What this exercise asks:
[a] Reproduce word for word the part of the Lanvin for Men story starting with "The answer sits" and going on through "It's the signature.".
[b] Carry on writing the story of the Lanvin for Men cologne from the point where it stops.
Extracted text Start Marker
The Story
Why it exists.
The beginning
Lanvin for Men arrived in 1979, crafted by André Fraysse, the same perfumer who had shaped the house's feminine identity since the 1920s. His work on Arpège and Mon Péché established a house standard: richness without apology, materials that last, compositions that feel earned rather than assembled. For the masculine entry, Fraysse faced a question the house had never had to answer in fragrance form: what does Lanvin confidence look like in a man's cologne?
The answer sits in the accord structure. Bergamot and clary sage open with the crispness of a freshly pressed shirt, clean, sharp, almost medicinal in the best way. But Fraysse wasn't interested in clean alone. Into the heart he placed jasmine and rose, florals more commonly associated with feminine composition, and let them sit alongside carnation and marjoram. The result is a masculine that doesn't fear softness. The base is where Fraysse's intent becomes clear: leather, vetiver, labdanum, and civet. That last material, natural civet, the waxy, animalic extract, is the tell. It's not hidden. It's the signature.
Extracted text End Marker
Extracted records Start Marker
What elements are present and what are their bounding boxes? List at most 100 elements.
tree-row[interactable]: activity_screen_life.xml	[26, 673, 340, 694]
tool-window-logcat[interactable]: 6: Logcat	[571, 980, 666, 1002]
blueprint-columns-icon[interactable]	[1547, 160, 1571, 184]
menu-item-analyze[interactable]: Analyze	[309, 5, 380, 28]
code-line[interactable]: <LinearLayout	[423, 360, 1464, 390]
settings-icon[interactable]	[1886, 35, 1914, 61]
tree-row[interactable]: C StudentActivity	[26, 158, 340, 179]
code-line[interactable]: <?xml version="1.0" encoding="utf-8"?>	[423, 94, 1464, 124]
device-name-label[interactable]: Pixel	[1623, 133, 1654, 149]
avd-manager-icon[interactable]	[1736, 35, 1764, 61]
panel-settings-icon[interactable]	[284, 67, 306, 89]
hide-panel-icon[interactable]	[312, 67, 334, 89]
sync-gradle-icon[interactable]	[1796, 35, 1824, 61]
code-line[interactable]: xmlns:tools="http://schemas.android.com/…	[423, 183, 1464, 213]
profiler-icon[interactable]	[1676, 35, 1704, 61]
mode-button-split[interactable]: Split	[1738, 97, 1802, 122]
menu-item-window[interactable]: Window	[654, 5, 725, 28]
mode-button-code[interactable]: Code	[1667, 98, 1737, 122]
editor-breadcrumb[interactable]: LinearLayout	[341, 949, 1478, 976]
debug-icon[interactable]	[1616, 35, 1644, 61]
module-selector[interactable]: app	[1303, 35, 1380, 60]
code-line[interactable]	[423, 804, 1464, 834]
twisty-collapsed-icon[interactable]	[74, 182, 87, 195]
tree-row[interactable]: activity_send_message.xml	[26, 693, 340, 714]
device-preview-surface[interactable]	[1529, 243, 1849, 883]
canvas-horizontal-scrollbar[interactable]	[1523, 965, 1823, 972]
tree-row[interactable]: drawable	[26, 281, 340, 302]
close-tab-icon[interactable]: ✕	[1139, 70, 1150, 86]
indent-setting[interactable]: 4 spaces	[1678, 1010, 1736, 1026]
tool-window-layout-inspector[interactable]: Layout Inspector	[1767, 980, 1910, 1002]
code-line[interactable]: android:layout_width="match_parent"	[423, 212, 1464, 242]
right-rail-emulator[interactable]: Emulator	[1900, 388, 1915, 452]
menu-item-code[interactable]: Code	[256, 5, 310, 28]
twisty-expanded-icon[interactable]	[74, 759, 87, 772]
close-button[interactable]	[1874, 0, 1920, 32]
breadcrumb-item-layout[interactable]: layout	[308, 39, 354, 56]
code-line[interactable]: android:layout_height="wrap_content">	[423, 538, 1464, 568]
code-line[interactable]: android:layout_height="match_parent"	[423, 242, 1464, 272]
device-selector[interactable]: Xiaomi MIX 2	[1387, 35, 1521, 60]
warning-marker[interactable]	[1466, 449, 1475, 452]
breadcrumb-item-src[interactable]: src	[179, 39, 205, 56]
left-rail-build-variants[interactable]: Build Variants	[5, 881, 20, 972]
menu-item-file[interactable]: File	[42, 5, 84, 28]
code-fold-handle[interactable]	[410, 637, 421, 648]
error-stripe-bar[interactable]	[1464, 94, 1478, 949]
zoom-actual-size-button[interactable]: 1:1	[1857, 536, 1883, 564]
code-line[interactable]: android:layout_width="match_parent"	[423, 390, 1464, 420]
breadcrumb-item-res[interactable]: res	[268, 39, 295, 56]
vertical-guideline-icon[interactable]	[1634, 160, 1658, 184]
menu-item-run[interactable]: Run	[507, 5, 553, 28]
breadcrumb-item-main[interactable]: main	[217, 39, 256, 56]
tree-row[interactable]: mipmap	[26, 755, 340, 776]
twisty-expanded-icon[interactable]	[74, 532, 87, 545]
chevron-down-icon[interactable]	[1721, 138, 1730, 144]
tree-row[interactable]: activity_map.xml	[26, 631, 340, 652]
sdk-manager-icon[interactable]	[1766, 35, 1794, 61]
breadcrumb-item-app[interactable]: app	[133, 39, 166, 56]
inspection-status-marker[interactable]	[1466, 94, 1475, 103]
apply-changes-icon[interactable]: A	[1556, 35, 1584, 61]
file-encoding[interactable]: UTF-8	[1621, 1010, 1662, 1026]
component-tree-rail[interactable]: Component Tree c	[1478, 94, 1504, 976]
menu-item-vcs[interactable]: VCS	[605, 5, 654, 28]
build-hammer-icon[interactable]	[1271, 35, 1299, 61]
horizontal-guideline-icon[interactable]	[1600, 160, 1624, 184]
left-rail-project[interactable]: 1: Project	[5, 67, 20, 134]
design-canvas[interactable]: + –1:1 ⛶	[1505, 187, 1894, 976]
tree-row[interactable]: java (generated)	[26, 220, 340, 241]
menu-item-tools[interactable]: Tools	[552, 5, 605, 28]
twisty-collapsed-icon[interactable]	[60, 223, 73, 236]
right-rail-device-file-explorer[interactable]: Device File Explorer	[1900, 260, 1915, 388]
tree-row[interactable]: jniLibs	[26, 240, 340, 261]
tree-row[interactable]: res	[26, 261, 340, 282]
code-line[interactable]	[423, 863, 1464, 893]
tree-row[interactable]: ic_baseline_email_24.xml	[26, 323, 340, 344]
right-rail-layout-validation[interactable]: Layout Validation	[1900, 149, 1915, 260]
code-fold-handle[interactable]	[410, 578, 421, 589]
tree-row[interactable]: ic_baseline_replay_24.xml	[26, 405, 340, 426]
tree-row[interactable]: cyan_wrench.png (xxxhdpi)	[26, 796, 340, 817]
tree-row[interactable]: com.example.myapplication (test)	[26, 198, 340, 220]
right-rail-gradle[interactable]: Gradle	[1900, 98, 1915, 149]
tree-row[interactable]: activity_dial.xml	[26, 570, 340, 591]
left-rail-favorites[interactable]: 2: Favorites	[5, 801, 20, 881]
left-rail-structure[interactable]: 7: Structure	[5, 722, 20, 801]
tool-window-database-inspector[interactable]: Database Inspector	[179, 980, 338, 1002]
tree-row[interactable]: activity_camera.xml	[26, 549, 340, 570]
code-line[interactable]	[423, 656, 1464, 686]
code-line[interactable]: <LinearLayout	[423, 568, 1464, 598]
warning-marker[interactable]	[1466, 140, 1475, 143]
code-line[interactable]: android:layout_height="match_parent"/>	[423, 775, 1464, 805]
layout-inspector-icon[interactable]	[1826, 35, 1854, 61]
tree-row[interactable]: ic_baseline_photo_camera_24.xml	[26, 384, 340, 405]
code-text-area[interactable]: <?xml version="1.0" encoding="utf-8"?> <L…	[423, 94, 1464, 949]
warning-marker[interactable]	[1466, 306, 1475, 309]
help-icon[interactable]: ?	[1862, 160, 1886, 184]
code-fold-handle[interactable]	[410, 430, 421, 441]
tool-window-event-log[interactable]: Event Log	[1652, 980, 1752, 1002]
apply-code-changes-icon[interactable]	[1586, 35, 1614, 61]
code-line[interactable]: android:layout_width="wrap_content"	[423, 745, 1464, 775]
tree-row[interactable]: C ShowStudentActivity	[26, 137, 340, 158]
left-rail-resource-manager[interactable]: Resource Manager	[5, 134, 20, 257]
Extracted records End Marker
Responses for each task:
[a]
The answer sits in the accord structure. Bergamot and clary sage open with the crispness of a freshly pressed shirt, clean, sharp, almost medicinal in the best way. But Fraysse wasn't interested in clean alone. Into the heart he placed jasmine and rose, florals more commonly associated with feminine composition, and let them sit alongside carnation and marjoram. The result is a masculine that doesn't fear softness. The base is where Fraysse's intent becomes clear: leather, vetiver, labdanum, and civet. That last material, natural civet, the waxy, animalic extract, is the tell. It's not hidden. It's the signature.

[b]
The evolution
The opening arrives quickly. Bergamot and lemon hit first, citrus-bright and green-edged, with clary sage lending an herbal coolness that reads almost mentholated in the first minutes. Petitgrain threads through, bitter orange leaf, a subtle woodiness that keeps the citrus from feeling like cleaning product. Ten minutes in, the florals arrive. Jasmine and rose don't compete with the opening. They soften it, warm it, make it breathe. Carnation adds a peppery spice that keeps the composition from going soft. By the second hour, the top notes have receded and the base takes over. Leather and vetiver form the structural spine. Labdanum, sticky, resinous, faintly balsamic, wraps around them. The civet surfaces here, not as shock value but as binding: a warm, animalic depth that makes the whole composition feel inhabited rather than designed. On skin, it projects moderately, close enough to feel intimate, far enough to announce presence when someone leans in.
Cultural impact
Lanvin for Men has persisted as a reference point for what masculine chypre can do when it refuses to play safe. The civet in the base, real, not simulated, gives it a warmth that modern synthetic animalics spend fortunes approximating. Wearers who return to it describe the same thing: it smells like it was made from something, not assembled from a palette. In a market increasingly dominated by ambroxan andIso E Super, that difference is not subtle.